Oleh sebab itu,  peran guru penggerak  menjadi andil untuk dapat mewujudkan budaya positif dilingkungan sekolah. Peran guru penggerak sebagai pemimpin pembelajaran dapat secara nyata menggerakkan komunitas praktisi, menjadi coach bagi guru dan juga mendorong kolaborasi antar guru  atau teman sejawat untuk bersama-sama mewujudkan budaya positif. Peran ini dapat diwujudkan apabila guru penggerak memiliki nilai-nilai mandiri, reflektif, kolaboratif, inovatif, dan berpihak pada murid.



Sebagai langkah awal yang perlu dilakukan adalah melakukan diseminasi penerapan budaya positif dilingkungan sekolah dengan melibatkan semua warga sekolah. Tujuannya agar semua warga sekolah  mampu memahami makna dan penerapan budaya positif di lingkungan kelas atau sekolah, mampu berkontribusi dalam merancang kesepakatan kelas dan menjadikannya sebagai nilai keyakinan sehingga dapat menjadi budaya positif di lingkungan sekolah.

PETUNJUK TUGAS: Menurut teks pilihan, nilai-nilai apa saja yang perlu dimiliki guru penggerak agar perannya dapat diwujudkan? Jawablah hanya berdasarkan teks pilihan.

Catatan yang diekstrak
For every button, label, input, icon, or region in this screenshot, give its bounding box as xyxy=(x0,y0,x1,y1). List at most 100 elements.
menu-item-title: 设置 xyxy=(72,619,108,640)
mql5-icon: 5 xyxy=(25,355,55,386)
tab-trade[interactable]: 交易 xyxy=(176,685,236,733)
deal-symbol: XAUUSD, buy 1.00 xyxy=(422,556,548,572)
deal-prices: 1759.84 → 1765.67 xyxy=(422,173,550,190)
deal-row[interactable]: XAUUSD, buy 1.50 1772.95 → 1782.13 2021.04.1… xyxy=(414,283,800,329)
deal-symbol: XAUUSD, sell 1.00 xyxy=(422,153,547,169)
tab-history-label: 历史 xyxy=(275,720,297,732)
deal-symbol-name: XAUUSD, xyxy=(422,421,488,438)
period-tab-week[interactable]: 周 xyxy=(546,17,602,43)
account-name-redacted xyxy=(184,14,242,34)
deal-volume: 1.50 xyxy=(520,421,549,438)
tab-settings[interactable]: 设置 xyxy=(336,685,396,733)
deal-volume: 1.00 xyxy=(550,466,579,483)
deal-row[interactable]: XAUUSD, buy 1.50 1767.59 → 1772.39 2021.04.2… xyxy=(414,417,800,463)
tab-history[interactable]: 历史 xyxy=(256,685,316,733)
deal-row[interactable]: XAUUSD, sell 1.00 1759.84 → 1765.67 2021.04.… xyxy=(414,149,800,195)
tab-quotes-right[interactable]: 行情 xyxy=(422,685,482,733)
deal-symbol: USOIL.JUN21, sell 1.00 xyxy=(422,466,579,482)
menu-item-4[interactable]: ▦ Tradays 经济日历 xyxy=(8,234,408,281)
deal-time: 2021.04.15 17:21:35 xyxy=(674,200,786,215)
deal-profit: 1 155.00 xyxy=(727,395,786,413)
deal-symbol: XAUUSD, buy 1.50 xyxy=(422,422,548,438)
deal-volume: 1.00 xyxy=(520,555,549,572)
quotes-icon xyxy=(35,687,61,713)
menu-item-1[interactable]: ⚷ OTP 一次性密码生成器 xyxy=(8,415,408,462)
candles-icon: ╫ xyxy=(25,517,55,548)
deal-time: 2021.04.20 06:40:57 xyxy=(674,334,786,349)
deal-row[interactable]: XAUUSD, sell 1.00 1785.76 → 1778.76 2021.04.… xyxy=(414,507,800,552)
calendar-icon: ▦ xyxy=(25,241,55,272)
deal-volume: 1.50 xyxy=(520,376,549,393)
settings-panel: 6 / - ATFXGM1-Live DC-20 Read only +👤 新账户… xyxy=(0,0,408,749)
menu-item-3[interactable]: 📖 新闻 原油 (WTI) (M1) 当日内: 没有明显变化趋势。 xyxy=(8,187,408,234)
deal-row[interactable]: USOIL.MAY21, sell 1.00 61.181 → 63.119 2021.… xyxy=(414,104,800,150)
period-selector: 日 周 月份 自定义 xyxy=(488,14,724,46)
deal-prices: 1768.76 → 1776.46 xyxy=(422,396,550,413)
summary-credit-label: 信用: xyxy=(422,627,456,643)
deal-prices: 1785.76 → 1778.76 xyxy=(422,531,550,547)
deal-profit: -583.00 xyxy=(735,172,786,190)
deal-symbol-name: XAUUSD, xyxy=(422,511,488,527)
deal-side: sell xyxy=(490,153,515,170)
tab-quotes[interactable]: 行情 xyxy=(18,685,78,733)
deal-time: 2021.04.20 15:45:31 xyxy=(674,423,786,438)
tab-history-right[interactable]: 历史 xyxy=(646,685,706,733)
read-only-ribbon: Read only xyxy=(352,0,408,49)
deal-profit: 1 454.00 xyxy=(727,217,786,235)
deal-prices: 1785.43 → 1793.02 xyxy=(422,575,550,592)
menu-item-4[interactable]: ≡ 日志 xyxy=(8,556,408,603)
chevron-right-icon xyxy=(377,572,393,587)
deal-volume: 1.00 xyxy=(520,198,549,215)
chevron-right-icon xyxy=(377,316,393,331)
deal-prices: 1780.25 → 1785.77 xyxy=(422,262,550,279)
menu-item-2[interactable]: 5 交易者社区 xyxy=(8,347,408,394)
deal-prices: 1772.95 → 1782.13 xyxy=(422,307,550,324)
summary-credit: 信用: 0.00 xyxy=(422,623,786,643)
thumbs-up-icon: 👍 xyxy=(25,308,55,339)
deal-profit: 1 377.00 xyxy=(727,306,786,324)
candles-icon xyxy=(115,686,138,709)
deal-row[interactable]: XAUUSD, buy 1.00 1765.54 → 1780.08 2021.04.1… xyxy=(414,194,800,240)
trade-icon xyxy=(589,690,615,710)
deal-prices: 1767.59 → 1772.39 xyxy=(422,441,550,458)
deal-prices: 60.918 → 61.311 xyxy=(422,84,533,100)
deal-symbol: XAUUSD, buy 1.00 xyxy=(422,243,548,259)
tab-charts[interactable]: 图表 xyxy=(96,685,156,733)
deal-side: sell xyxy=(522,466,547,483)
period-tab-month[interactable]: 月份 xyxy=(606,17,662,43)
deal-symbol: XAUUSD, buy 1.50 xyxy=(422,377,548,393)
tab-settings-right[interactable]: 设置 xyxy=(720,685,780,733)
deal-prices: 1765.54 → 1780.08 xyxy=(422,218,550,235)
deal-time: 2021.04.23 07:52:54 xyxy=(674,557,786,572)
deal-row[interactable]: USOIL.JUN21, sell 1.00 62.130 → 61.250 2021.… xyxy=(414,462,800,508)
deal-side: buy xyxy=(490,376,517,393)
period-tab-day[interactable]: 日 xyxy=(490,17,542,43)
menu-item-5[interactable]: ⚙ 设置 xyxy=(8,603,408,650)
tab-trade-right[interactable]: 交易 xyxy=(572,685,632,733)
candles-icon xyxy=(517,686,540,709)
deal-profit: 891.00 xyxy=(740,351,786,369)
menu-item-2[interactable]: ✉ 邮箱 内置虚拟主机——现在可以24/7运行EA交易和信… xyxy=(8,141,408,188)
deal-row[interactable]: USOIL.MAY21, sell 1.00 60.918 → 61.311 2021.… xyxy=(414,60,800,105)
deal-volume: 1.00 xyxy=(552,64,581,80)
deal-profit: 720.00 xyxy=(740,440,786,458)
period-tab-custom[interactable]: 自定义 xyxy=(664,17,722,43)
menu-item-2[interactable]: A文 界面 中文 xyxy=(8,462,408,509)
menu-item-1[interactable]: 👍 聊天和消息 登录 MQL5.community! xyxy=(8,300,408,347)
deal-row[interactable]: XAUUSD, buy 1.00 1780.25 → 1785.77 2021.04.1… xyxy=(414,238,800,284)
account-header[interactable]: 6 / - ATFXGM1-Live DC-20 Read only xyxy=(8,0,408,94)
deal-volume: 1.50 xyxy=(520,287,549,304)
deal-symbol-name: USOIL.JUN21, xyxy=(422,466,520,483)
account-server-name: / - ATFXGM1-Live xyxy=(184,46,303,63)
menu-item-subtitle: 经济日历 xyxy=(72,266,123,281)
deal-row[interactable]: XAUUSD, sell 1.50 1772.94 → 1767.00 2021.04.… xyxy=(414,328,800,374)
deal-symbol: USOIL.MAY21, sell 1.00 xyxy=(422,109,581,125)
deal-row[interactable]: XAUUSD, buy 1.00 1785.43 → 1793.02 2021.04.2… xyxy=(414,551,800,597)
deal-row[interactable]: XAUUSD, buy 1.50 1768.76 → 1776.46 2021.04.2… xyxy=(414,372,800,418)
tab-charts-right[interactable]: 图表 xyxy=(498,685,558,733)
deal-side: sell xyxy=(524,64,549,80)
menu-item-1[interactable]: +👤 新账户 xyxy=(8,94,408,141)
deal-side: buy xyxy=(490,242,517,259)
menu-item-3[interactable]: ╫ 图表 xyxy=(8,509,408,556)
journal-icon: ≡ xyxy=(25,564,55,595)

JAWABAN YANG DIHARAPKAN: Mandiri, reflektif, kolaboratif, inovatif, dan berpihak pada murid.